[Set exercise] Make a tally of the lines in the records that include the string "frac", and give only that number.

_ _ _ _

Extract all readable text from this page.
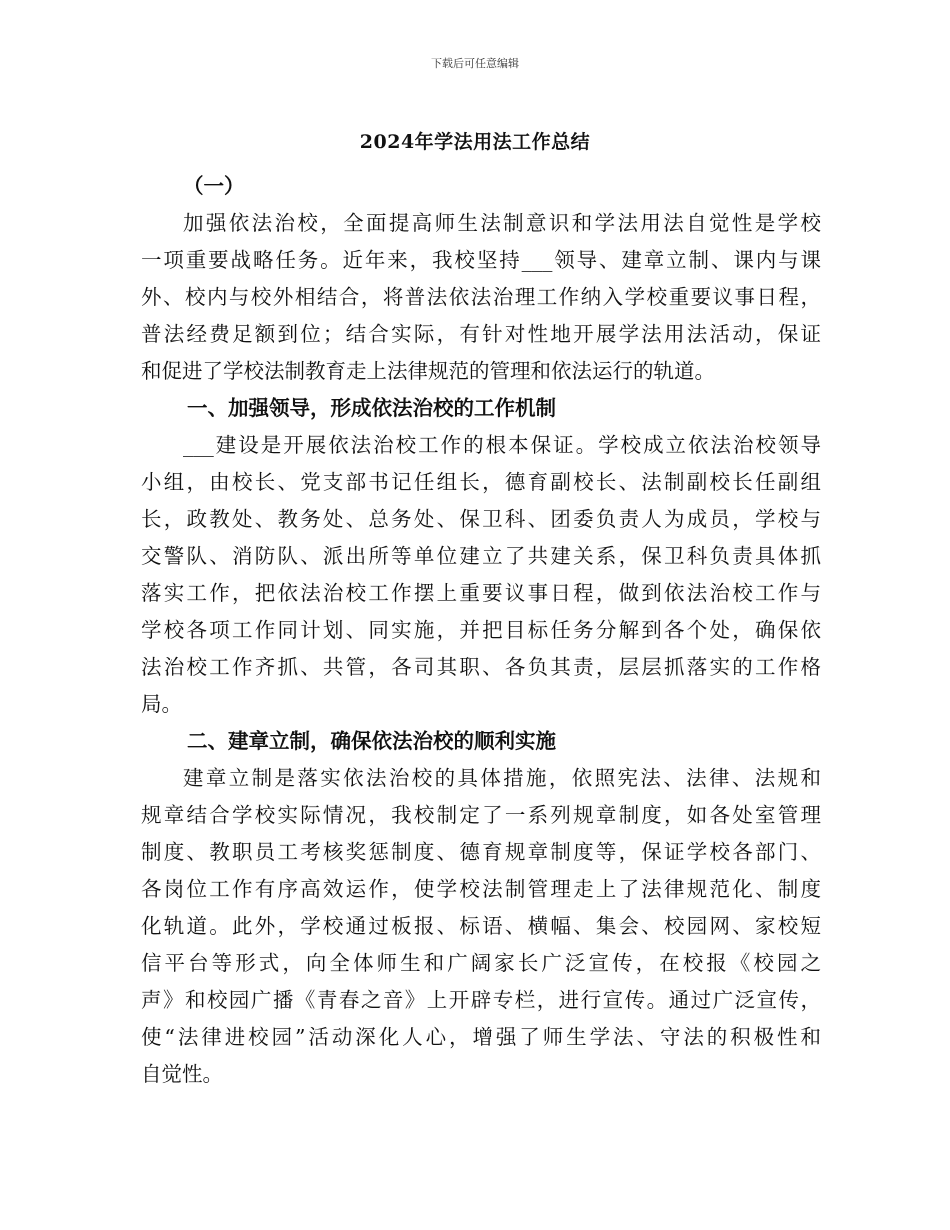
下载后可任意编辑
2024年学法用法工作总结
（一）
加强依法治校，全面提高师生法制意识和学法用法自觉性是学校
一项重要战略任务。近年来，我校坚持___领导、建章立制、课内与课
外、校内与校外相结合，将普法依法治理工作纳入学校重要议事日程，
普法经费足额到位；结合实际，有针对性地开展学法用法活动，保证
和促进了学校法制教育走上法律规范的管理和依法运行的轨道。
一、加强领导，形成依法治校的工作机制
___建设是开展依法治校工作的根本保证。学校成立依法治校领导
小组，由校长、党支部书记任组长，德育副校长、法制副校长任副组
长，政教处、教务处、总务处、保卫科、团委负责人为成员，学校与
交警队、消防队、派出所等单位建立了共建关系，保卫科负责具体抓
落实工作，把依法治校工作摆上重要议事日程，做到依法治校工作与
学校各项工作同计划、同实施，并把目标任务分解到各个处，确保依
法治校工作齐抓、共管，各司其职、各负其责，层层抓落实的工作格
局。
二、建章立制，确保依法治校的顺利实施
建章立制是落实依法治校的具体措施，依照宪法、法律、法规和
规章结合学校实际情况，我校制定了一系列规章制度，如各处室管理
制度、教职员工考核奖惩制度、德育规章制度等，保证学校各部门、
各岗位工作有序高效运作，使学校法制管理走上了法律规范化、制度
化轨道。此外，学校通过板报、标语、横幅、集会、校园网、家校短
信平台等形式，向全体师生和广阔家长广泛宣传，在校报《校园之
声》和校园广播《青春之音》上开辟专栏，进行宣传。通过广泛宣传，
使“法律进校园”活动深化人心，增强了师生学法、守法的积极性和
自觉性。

_ _ _ _

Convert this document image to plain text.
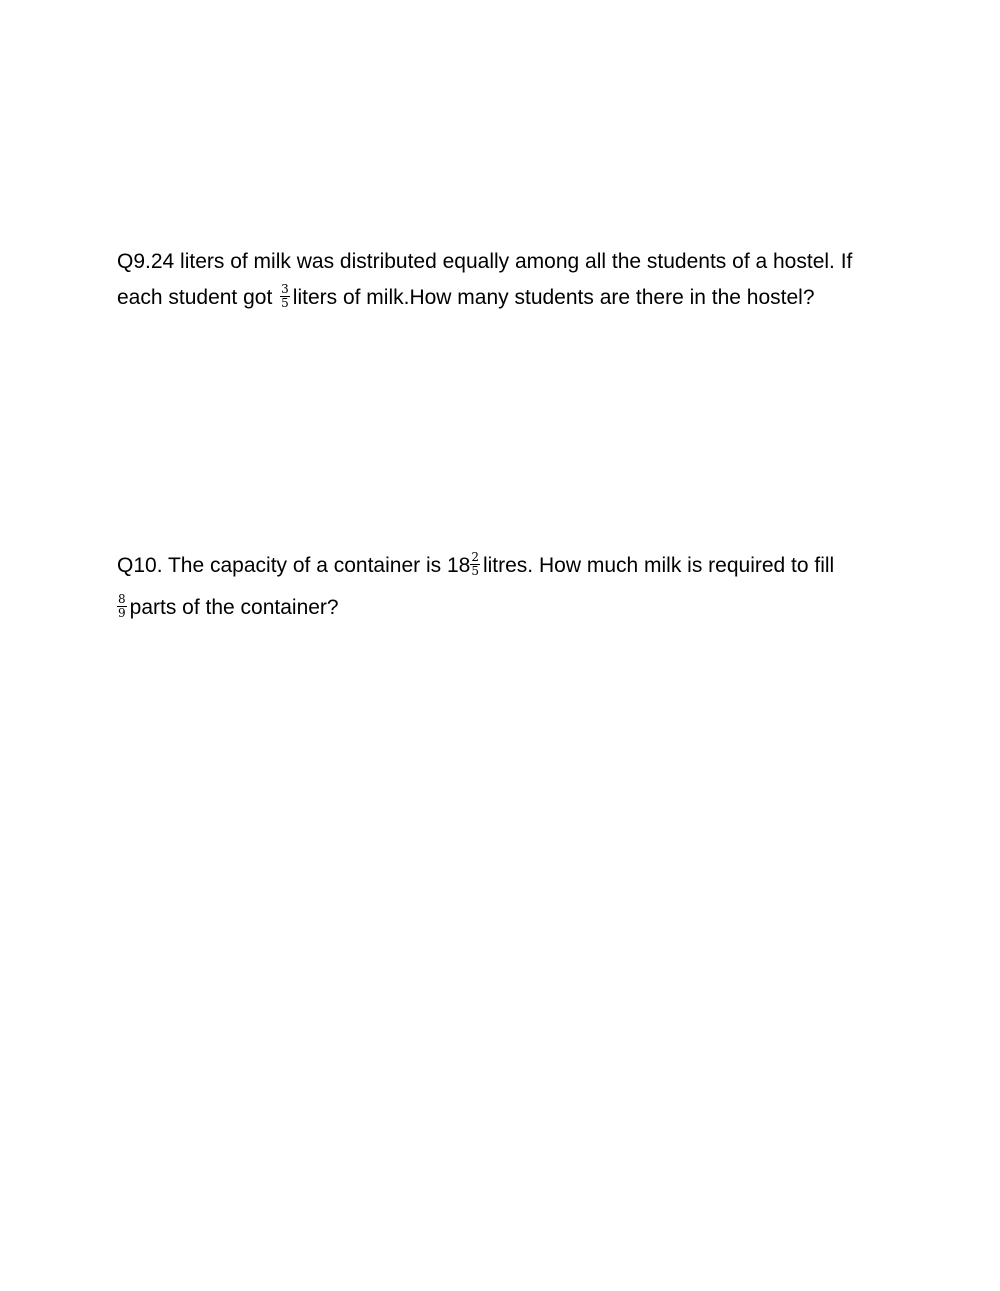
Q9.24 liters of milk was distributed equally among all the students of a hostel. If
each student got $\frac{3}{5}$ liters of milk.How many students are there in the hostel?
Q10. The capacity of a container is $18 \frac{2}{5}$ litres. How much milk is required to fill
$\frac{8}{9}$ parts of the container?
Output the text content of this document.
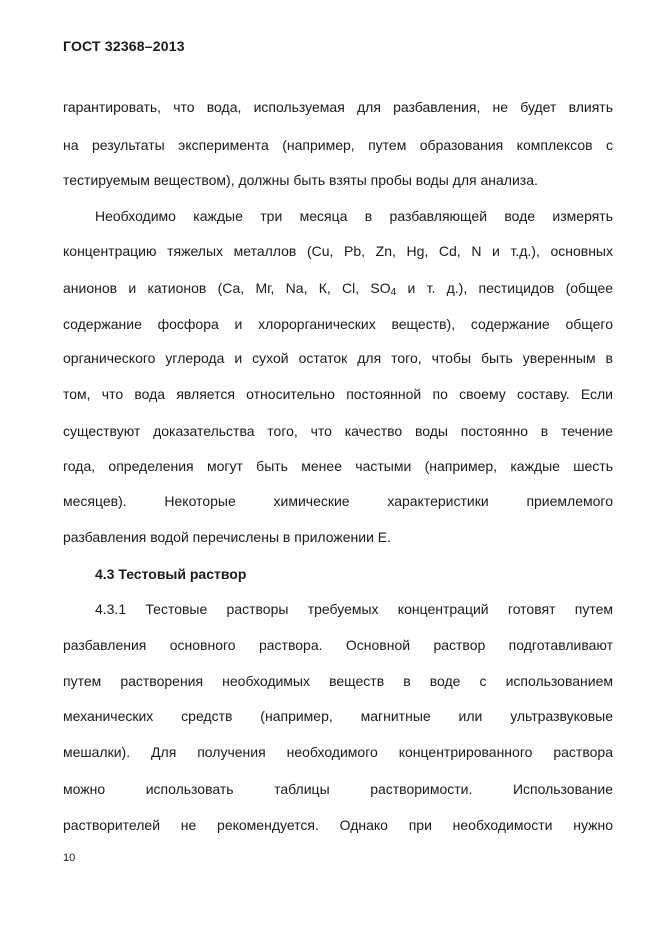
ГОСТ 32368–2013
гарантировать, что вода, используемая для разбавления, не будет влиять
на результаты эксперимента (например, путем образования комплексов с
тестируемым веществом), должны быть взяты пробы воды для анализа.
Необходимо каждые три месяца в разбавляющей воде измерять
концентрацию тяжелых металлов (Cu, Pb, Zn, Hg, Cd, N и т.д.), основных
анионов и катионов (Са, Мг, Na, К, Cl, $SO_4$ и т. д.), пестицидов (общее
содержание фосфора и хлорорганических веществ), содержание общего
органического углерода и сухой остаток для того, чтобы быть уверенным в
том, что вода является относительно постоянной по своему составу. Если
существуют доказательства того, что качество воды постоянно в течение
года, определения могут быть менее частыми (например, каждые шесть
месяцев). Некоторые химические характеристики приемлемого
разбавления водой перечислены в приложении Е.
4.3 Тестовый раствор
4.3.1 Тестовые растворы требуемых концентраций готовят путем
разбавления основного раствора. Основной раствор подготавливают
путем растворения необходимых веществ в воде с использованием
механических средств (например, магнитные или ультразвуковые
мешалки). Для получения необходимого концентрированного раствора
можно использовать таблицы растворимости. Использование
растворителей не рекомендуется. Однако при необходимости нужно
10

_ _ _ _

[Answer to this problem] 3